(Data items)
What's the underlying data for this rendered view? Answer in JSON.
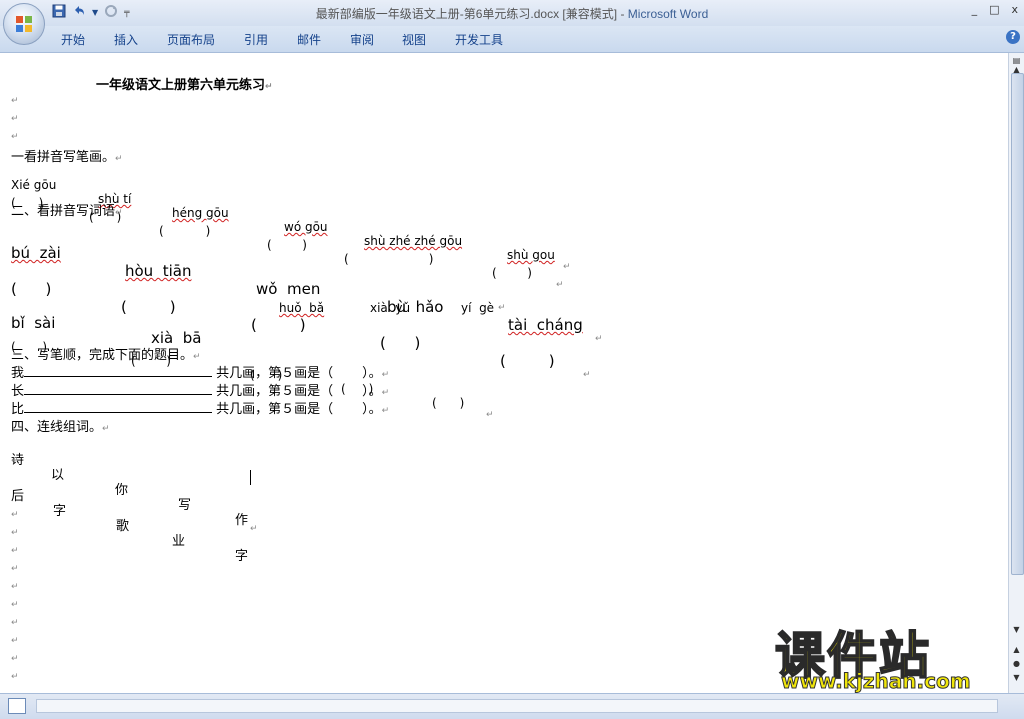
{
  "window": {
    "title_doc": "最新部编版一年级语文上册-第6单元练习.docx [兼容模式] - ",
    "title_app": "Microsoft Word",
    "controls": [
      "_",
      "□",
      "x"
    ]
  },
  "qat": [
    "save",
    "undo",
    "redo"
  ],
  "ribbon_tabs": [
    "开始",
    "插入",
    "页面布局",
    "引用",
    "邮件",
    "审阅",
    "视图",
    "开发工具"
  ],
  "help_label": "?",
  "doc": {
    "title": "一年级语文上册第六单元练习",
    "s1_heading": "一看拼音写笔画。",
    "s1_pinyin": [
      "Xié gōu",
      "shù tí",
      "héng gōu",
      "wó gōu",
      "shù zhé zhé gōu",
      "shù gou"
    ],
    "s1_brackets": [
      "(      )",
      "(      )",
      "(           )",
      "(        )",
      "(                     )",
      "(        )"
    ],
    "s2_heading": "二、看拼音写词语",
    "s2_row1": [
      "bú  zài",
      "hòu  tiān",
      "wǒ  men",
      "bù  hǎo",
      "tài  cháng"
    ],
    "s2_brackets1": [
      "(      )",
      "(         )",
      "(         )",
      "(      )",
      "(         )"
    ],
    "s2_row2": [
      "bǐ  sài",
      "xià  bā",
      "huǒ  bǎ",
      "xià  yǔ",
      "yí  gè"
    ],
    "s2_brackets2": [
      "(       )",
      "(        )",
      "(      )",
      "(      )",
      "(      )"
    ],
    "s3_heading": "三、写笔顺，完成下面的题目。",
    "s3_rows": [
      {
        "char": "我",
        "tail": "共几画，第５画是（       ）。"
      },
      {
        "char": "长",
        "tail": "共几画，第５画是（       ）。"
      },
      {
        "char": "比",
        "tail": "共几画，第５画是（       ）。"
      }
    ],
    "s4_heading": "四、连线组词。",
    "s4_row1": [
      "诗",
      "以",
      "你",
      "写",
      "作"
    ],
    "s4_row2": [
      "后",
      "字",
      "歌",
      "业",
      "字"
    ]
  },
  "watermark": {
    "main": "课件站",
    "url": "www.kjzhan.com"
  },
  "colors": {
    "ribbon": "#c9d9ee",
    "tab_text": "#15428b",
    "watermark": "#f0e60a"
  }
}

Problem -
Each record must be quoted in full and exactly. Do not include the pictures.

Solution below -
What's the underlying data for this rendered view? Answer in JSON.
{
  "window": {
    "title_doc": "最新部编版一年级语文上册-第6单元练习.docx [兼容模式] - ",
    "title_app": "Microsoft Word",
    "controls": [
      "_",
      "□",
      "x"
    ]
  },
  "qat": [
    "save",
    "undo",
    "redo"
  ],
  "ribbon_tabs": [
    "开始",
    "插入",
    "页面布局",
    "引用",
    "邮件",
    "审阅",
    "视图",
    "开发工具"
  ],
  "help_label": "?",
  "doc": {
    "title": "一年级语文上册第六单元练习",
    "s1_heading": "一看拼音写笔画。",
    "s1_pinyin": [
      "Xié gōu",
      "shù tí",
      "héng gōu",
      "wó gōu",
      "shù zhé zhé gōu",
      "shù gou"
    ],
    "s1_brackets": [
      "(      )",
      "(      )",
      "(           )",
      "(        )",
      "(                     )",
      "(        )"
    ],
    "s2_heading": "二、看拼音写词语",
    "s2_row1": [
      "bú  zài",
      "hòu  tiān",
      "wǒ  men",
      "bù  hǎo",
      "tài  cháng"
    ],
    "s2_brackets1": [
      "(      )",
      "(         )",
      "(         )",
      "(      )",
      "(         )"
    ],
    "s2_row2": [
      "bǐ  sài",
      "xià  bā",
      "huǒ  bǎ",
      "xià  yǔ",
      "yí  gè"
    ],
    "s2_brackets2": [
      "(       )",
      "(        )",
      "(      )",
      "(      )",
      "(      )"
    ],
    "s3_heading": "三、写笔顺，完成下面的题目。",
    "s3_rows": [
      {
        "char": "我",
        "tail": "共几画，第５画是（       ）。"
      },
      {
        "char": "长",
        "tail": "共几画，第５画是（       ）。"
      },
      {
        "char": "比",
        "tail": "共几画，第５画是（       ）。"
      }
    ],
    "s4_heading": "四、连线组词。",
    "s4_row1": [
      "诗",
      "以",
      "你",
      "写",
      "作"
    ],
    "s4_row2": [
      "后",
      "字",
      "歌",
      "业",
      "字"
    ]
  },
  "watermark": {
    "main": "课件站",
    "url": "www.kjzhan.com"
  },
  "colors": {
    "ribbon": "#c9d9ee",
    "tab_text": "#15428b",
    "watermark": "#f0e60a"
  }
}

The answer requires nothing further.